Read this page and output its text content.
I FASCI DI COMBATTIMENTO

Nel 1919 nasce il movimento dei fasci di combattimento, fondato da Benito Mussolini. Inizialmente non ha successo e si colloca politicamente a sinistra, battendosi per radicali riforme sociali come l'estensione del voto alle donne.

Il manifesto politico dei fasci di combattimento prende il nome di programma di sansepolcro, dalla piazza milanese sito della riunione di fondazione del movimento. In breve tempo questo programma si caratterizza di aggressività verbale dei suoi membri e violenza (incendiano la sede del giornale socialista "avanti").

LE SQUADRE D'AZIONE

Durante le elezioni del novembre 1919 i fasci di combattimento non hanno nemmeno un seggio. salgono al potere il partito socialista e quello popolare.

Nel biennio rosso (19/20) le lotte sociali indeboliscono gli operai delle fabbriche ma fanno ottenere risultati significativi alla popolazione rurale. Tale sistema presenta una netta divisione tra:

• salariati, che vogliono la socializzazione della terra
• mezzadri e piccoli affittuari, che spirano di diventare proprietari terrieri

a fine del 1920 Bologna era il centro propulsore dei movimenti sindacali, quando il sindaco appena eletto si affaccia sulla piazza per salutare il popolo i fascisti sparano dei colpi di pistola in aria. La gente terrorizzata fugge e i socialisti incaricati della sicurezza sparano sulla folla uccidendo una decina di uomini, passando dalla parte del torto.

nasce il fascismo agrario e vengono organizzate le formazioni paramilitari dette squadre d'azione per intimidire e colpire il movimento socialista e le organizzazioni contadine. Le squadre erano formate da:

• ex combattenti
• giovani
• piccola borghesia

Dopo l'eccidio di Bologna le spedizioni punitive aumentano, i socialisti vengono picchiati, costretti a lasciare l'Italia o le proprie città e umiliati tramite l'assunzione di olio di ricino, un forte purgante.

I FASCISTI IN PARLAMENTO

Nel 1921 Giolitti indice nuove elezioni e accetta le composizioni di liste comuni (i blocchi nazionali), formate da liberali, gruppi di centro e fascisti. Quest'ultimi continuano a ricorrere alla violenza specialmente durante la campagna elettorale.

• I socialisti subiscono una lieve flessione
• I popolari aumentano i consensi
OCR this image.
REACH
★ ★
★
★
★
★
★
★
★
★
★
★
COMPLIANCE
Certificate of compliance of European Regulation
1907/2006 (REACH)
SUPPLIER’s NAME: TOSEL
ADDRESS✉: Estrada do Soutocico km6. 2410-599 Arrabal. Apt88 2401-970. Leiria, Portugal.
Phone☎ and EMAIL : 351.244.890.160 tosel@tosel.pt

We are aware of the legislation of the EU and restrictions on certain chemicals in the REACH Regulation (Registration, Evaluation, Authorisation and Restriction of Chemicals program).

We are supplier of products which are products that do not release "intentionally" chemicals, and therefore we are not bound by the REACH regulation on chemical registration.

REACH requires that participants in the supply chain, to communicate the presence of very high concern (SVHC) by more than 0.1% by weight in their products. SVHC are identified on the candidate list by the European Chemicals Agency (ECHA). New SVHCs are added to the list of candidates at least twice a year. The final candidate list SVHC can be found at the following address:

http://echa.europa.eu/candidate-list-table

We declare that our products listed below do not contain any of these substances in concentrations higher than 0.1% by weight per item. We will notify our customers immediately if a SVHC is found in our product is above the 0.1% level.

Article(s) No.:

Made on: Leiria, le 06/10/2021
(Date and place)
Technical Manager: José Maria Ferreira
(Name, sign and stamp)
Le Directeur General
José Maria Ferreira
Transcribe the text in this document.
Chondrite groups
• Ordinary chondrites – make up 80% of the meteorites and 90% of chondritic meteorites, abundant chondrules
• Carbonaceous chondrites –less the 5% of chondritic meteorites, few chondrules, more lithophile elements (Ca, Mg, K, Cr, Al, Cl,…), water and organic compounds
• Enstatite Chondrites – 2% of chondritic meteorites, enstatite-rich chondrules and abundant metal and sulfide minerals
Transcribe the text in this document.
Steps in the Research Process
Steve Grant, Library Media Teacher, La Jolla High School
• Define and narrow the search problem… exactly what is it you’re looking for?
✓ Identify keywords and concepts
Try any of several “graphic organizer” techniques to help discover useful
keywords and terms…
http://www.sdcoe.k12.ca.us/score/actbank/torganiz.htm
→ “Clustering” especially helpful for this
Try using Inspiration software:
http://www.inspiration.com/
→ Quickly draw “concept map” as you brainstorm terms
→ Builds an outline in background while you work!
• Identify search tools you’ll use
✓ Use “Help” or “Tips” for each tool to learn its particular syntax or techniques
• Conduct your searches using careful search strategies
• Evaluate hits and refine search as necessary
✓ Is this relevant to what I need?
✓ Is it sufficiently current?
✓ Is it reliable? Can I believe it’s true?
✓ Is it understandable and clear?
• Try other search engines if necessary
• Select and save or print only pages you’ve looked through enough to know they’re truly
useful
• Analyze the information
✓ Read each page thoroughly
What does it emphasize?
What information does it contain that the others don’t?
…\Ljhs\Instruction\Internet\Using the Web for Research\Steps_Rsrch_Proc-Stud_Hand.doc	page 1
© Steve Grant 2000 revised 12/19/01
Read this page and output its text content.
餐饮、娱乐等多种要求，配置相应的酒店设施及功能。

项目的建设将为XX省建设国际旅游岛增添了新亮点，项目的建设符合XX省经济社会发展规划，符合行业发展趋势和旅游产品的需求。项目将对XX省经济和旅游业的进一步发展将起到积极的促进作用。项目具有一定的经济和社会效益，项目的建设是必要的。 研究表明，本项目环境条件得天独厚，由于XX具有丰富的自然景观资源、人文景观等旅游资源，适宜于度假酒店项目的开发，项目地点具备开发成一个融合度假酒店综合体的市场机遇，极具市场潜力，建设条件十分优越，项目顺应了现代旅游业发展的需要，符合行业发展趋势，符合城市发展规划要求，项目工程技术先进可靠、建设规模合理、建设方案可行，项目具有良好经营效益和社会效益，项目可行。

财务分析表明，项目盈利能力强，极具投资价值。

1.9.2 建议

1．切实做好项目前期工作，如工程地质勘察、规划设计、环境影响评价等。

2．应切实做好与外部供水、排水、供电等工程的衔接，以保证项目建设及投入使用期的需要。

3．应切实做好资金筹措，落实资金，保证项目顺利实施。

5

****************************************

### Stated task:
Using the data above, reproduce every line exactly.

### Complete output:
Read this page and output its text content.
I FASCI DI COMBATTIMENTO

Nel 1919 nasce il movimento dei fasci di combattimento, fondato da Benito Mussolini. Inizialmente non ha successo e si colloca politicamente a sinistra, battendosi per radicali riforme sociali come l'estensione del voto alle donne.

Il manifesto politico dei fasci di combattimento prende il nome di programma di sansepolcro, dalla piazza milanese sito della riunione di fondazione del movimento. In breve tempo questo programma si caratterizza di aggressività verbale dei suoi membri e violenza (incendiano la sede del giornale socialista "avanti").

LE SQUADRE D'AZIONE

Durante le elezioni del novembre 1919 i fasci di combattimento non hanno nemmeno un seggio. salgono al potere il partito socialista e quello popolare.

Nel biennio rosso (19/20) le lotte sociali indeboliscono gli operai delle fabbriche ma fanno ottenere risultati significativi alla popolazione rurale. Tale sistema presenta una netta divisione tra:

• salariati, che vogliono la socializzazione della terra
• mezzadri e piccoli affittuari, che spirano di diventare proprietari terrieri

a fine del 1920 Bologna era il centro propulsore dei movimenti sindacali, quando il sindaco appena eletto si affaccia sulla piazza per salutare il popolo i fascisti sparano dei colpi di pistola in aria. La gente terrorizzata fugge e i socialisti incaricati della sicurezza sparano sulla folla uccidendo una decina di uomini, passando dalla parte del torto.

nasce il fascismo agrario e vengono organizzate le formazioni paramilitari dette squadre d'azione per intimidire e colpire il movimento socialista e le organizzazioni contadine. Le squadre erano formate da:

• ex combattenti
• giovani
• piccola borghesia

Dopo l'eccidio di Bologna le spedizioni punitive aumentano, i socialisti vengono picchiati, costretti a lasciare l'Italia o le proprie città e umiliati tramite l'assunzione di olio di ricino, un forte purgante.

I FASCISTI IN PARLAMENTO

Nel 1921 Giolitti indice nuove elezioni e accetta le composizioni di liste comuni (i blocchi nazionali), formate da liberali, gruppi di centro e fascisti. Quest'ultimi continuano a ricorrere alla violenza specialmente durante la campagna elettorale.

• I socialisti subiscono una lieve flessione
• I popolari aumentano i consensi
OCR this image.
REACH
★ ★
★
★
★
★
★
★
★
★
★
★
COMPLIANCE
Certificate of compliance of European Regulation
1907/2006 (REACH)
SUPPLIER’s NAME: TOSEL
ADDRESS✉: Estrada do Soutocico km6. 2410-599 Arrabal. Apt88 2401-970. Leiria, Portugal.
Phone☎ and EMAIL : 351.244.890.160 tosel@tosel.pt

We are aware of the legislation of the EU and restrictions on certain chemicals in the REACH Regulation (Registration, Evaluation, Authorisation and Restriction of Chemicals program).

We are supplier of products which are products that do not release "intentionally" chemicals, and therefore we are not bound by the REACH regulation on chemical registration.

REACH requires that participants in the supply chain, to communicate the presence of very high concern (SVHC) by more than 0.1% by weight in their products. SVHC are identified on the candidate list by the European Chemicals Agency (ECHA). New SVHCs are added to the list of candidates at least twice a year. The final candidate list SVHC can be found at the following address:

http://echa.europa.eu/candidate-list-table

We declare that our products listed below do not contain any of these substances in concentrations higher than 0.1% by weight per item. We will notify our customers immediately if a SVHC is found in our product is above the 0.1% level.

Article(s) No.:

Made on: Leiria, le 06/10/2021
(Date and place)
Technical Manager: José Maria Ferreira
(Name, sign and stamp)
Le Directeur General
José Maria Ferreira
Transcribe the text in this document.
Chondrite groups
• Ordinary chondrites – make up 80% of the meteorites and 90% of chondritic meteorites, abundant chondrules
• Carbonaceous chondrites –less the 5% of chondritic meteorites, few chondrules, more lithophile elements (Ca, Mg, K, Cr, Al, Cl,…), water and organic compounds
• Enstatite Chondrites – 2% of chondritic meteorites, enstatite-rich chondrules and abundant metal and sulfide minerals
Transcribe the text in this document.
Steps in the Research Process
Steve Grant, Library Media Teacher, La Jolla High School
• Define and narrow the search problem… exactly what is it you’re looking for?
✓ Identify keywords and concepts
Try any of several “graphic organizer” techniques to help discover useful
keywords and terms…
http://www.sdcoe.k12.ca.us/score/actbank/torganiz.htm
→ “Clustering” especially helpful for this
Try using Inspiration software:
http://www.inspiration.com/
→ Quickly draw “concept map” as you brainstorm terms
→ Builds an outline in background while you work!
• Identify search tools you’ll use
✓ Use “Help” or “Tips” for each tool to learn its particular syntax or techniques
• Conduct your searches using careful search strategies
• Evaluate hits and refine search as necessary
✓ Is this relevant to what I need?
✓ Is it sufficiently current?
✓ Is it reliable? Can I believe it’s true?
✓ Is it understandable and clear?
• Try other search engines if necessary
• Select and save or print only pages you’ve looked through enough to know they’re truly
useful
• Analyze the information
✓ Read each page thoroughly
What does it emphasize?
What information does it contain that the others don’t?
…\Ljhs\Instruction\Internet\Using the Web for Research\Steps_Rsrch_Proc-Stud_Hand.doc	page 1
© Steve Grant 2000 revised 12/19/01
Read this page and output its text content.
餐饮、娱乐等多种要求，配置相应的酒店设施及功能。

项目的建设将为XX省建设国际旅游岛增添了新亮点，项目的建设符合XX省经济社会发展规划，符合行业发展趋势和旅游产品的需求。项目将对XX省经济和旅游业的进一步发展将起到积极的促进作用。项目具有一定的经济和社会效益，项目的建设是必要的。 研究表明，本项目环境条件得天独厚，由于XX具有丰富的自然景观资源、人文景观等旅游资源，适宜于度假酒店项目的开发，项目地点具备开发成一个融合度假酒店综合体的市场机遇，极具市场潜力，建设条件十分优越，项目顺应了现代旅游业发展的需要，符合行业发展趋势，符合城市发展规划要求，项目工程技术先进可靠、建设规模合理、建设方案可行，项目具有良好经营效益和社会效益，项目可行。

财务分析表明，项目盈利能力强，极具投资价值。

1.9.2 建议

1．切实做好项目前期工作，如工程地质勘察、规划设计、环境影响评价等。

2．应切实做好与外部供水、排水、供电等工程的衔接，以保证项目建设及投入使用期的需要。

3．应切实做好资金筹措，落实资金，保证项目顺利实施。

5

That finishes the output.